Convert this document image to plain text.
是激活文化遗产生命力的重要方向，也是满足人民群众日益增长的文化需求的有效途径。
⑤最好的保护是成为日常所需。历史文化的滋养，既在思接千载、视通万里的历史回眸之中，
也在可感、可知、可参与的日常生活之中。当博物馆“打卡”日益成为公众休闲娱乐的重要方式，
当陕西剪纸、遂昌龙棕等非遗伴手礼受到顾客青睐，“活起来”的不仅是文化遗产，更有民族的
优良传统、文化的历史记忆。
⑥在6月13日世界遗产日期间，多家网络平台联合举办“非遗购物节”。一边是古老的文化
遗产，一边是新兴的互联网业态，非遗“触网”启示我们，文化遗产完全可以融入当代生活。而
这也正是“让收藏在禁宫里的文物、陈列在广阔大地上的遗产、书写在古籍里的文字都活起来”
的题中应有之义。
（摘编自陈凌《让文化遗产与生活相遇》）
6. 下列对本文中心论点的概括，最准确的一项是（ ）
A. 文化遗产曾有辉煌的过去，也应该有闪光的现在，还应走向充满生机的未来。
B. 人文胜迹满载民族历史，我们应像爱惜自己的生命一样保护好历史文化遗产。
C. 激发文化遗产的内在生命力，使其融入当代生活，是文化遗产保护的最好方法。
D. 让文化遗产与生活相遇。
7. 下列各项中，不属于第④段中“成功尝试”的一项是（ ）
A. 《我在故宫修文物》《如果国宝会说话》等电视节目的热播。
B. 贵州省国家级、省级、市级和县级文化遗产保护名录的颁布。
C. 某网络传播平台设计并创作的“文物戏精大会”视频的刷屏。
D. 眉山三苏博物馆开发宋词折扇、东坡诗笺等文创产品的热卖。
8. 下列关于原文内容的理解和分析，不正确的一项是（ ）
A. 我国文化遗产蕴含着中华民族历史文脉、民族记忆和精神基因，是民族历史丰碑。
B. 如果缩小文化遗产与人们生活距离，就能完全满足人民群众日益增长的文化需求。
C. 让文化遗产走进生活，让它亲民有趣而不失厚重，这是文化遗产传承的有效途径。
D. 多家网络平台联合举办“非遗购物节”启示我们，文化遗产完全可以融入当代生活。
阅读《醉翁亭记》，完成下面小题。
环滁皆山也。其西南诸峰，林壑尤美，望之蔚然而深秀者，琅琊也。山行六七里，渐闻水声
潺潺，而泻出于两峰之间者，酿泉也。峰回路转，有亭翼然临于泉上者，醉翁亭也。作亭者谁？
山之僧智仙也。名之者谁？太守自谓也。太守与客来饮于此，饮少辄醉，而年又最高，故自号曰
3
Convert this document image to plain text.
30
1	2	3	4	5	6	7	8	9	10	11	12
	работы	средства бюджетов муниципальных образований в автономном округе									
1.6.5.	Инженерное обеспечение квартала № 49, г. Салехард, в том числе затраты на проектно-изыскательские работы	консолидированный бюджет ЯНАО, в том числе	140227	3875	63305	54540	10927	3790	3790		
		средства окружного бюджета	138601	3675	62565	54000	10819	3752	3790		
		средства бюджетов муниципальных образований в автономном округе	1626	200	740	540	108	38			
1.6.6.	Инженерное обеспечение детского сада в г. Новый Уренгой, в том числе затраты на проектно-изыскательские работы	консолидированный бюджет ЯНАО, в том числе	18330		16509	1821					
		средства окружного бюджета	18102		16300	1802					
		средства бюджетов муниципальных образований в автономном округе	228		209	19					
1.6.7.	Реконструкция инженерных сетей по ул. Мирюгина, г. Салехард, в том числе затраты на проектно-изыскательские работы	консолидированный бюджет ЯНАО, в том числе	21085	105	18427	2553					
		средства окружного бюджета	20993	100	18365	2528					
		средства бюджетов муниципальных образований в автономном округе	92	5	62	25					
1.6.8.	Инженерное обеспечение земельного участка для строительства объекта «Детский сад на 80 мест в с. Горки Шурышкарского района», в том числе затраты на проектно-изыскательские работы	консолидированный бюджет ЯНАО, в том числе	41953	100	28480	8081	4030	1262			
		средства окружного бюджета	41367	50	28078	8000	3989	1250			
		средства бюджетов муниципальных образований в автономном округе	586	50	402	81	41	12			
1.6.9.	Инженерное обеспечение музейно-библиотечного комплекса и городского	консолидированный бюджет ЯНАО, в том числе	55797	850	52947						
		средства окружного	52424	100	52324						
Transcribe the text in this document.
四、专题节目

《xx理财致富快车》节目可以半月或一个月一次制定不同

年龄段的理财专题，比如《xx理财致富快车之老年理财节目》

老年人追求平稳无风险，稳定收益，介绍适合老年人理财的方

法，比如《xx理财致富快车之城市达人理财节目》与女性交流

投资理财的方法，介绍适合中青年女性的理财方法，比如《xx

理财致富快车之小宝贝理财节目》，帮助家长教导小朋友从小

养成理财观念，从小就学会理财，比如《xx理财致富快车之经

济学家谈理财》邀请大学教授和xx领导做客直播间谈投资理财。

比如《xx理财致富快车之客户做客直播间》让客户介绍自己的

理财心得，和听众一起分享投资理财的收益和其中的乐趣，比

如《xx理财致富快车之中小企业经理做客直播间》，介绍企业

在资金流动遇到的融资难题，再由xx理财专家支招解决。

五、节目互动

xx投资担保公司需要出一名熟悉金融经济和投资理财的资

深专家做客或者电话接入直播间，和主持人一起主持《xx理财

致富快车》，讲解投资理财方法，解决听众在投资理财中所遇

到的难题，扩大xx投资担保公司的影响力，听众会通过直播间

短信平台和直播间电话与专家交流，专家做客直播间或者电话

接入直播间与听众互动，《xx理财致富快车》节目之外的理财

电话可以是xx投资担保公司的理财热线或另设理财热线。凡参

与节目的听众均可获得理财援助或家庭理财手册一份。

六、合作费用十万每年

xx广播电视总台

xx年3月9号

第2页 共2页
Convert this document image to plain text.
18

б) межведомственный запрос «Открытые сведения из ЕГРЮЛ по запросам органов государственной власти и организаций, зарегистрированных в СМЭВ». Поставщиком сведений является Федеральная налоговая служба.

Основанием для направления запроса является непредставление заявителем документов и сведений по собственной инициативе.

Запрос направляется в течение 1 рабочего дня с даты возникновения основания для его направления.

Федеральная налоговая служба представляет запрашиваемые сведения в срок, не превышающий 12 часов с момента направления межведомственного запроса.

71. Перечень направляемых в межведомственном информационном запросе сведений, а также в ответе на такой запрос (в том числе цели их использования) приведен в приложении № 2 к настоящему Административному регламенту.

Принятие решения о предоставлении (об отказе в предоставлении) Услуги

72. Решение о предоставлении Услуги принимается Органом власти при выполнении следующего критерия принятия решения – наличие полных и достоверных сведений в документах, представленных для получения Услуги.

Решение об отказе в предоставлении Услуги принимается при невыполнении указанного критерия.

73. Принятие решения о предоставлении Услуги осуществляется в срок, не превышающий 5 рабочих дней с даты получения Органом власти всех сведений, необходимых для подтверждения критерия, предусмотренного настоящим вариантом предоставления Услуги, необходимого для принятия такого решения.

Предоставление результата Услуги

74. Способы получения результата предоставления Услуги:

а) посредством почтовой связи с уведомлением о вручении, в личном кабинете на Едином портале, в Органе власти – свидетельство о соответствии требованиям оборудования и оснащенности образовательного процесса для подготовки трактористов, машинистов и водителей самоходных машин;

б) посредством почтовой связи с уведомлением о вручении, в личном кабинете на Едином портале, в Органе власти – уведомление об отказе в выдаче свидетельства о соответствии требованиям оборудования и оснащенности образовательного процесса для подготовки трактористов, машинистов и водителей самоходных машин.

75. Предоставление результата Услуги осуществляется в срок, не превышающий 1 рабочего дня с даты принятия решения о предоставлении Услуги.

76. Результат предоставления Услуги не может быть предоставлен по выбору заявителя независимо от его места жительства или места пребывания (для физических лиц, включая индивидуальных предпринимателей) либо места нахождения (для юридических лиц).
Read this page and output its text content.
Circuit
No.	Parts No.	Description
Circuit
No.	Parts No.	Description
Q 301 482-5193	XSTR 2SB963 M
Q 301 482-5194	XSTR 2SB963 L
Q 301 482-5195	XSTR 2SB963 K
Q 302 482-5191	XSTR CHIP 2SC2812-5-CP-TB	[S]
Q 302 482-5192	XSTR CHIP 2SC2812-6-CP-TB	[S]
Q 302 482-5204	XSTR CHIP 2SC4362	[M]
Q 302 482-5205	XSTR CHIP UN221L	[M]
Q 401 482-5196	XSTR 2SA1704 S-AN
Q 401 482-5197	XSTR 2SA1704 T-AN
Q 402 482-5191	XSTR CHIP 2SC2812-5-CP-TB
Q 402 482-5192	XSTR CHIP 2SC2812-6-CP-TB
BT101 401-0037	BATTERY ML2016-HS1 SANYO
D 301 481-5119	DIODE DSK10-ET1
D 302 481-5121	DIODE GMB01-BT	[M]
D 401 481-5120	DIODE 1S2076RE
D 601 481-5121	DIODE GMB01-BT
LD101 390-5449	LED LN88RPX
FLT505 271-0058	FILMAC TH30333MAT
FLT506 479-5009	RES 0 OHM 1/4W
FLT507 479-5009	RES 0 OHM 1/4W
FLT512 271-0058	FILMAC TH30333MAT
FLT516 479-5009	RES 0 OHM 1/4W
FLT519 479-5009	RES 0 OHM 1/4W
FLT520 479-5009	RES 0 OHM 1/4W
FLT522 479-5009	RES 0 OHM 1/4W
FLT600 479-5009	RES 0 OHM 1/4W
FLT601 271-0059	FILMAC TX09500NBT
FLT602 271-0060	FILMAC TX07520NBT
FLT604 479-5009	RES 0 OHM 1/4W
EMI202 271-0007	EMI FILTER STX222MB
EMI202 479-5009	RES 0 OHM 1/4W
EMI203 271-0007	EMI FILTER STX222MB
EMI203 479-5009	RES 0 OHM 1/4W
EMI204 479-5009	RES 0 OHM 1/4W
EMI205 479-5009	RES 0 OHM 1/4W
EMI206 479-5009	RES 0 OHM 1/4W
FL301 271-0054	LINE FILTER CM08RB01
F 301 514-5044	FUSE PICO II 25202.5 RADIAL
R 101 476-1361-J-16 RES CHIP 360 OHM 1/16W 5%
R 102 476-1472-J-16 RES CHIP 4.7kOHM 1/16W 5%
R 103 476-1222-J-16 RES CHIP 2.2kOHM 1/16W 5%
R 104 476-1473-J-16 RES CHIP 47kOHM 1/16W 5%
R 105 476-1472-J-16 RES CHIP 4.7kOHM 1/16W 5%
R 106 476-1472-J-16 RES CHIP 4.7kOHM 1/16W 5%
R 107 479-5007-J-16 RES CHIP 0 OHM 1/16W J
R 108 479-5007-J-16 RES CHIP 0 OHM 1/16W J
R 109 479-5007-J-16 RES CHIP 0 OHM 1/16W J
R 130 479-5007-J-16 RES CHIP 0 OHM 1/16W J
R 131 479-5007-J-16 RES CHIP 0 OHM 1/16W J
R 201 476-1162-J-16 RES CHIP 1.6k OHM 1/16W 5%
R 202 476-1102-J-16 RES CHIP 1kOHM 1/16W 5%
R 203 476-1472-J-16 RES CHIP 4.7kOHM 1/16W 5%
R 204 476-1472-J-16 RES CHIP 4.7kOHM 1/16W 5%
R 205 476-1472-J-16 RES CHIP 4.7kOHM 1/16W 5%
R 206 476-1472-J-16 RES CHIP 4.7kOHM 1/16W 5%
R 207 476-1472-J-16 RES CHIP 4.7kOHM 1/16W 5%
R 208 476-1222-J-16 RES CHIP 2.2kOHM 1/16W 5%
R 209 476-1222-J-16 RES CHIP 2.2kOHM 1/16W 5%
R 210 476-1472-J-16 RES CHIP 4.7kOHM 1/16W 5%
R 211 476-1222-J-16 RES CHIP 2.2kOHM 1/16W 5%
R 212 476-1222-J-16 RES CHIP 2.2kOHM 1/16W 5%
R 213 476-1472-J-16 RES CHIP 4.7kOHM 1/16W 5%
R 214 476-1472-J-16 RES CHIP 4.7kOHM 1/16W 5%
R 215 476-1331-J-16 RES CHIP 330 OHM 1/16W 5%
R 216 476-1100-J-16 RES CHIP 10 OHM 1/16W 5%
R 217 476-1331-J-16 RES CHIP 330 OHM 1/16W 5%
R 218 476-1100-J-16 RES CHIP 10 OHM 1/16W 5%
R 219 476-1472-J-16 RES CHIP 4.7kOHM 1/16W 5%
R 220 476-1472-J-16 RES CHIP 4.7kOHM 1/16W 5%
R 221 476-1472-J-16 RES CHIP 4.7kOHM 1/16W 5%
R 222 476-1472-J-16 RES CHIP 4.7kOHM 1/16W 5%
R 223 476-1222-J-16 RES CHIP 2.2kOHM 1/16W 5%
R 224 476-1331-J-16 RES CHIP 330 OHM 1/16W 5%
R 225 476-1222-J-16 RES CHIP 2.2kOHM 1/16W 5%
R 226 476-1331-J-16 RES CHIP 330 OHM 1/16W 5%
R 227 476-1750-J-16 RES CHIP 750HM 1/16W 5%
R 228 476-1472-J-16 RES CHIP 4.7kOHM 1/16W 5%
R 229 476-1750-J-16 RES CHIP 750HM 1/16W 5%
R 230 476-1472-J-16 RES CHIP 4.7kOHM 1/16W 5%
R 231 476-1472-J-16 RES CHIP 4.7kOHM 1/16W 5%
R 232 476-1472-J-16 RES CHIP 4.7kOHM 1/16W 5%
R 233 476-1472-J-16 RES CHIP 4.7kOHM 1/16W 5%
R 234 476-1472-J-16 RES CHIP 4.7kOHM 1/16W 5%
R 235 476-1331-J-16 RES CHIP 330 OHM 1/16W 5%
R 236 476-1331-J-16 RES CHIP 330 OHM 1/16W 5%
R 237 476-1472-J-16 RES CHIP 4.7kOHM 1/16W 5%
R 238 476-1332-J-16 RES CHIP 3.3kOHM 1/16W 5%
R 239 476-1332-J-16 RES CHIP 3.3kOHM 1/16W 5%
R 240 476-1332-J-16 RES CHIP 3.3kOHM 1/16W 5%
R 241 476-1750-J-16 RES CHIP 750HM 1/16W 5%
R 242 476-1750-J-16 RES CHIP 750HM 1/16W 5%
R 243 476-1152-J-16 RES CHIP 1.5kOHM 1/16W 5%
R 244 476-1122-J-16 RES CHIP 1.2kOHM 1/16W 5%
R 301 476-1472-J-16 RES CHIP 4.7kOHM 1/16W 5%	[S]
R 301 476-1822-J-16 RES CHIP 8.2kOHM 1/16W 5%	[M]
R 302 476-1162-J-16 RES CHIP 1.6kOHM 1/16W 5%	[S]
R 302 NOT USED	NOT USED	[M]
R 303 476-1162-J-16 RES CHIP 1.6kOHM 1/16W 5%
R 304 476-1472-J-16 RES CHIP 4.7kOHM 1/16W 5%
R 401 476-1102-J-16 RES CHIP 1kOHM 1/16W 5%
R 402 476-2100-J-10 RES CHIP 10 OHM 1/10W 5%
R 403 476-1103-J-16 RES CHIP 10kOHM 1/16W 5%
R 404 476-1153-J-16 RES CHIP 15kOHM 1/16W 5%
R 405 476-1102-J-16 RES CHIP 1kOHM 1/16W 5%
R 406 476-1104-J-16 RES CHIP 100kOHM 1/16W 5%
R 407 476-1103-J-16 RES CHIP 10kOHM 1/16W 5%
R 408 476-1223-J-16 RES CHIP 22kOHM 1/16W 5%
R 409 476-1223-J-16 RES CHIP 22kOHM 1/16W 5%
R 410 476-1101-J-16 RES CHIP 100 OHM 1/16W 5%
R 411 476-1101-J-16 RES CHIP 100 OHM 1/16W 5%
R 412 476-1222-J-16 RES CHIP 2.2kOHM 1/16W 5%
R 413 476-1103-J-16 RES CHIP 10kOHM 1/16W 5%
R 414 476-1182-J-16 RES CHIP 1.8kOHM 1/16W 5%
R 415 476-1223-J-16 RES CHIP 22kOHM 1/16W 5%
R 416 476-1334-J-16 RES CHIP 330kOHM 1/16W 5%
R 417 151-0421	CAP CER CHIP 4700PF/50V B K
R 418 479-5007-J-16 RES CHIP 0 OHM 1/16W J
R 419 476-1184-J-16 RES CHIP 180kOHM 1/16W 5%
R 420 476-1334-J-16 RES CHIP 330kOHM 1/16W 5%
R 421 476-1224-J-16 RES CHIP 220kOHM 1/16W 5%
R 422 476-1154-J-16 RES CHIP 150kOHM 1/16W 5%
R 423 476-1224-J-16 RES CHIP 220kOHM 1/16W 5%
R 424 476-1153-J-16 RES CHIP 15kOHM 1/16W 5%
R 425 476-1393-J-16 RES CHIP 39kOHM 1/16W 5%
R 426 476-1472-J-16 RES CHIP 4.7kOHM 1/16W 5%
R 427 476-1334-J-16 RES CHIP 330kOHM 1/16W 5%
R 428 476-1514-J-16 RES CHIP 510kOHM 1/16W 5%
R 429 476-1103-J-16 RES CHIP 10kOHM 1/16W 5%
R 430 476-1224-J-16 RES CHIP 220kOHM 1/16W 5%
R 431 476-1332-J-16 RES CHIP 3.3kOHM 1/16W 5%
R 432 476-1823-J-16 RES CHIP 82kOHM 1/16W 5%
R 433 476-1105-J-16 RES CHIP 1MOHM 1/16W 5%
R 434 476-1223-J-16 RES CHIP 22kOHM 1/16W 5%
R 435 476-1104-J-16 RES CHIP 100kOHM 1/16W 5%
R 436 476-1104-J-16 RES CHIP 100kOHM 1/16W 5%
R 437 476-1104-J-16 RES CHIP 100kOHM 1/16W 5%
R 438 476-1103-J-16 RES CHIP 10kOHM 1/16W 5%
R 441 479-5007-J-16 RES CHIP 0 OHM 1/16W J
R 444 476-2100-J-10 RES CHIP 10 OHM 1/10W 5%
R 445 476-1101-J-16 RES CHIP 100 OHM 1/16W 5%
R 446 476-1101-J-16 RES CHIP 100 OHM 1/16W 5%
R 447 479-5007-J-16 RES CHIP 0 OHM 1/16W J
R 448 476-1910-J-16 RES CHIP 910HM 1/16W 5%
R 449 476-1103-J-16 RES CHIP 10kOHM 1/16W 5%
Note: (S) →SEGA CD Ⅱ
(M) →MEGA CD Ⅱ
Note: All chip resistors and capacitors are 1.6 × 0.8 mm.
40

### WHAT YOU WILL DO
From the listing above, collect each line in which the string "Решение" appears.

### EXERCISE ANSWER
72. Решение о предоставлении Услуги принимается Органом власти при выполнении следующего критерия принятия решения – наличие полных и достоверных сведений в документах, представленных для получения Услуги.
Решение об отказе в предоставлении Услуги принимается при невыполнении указанного критерия.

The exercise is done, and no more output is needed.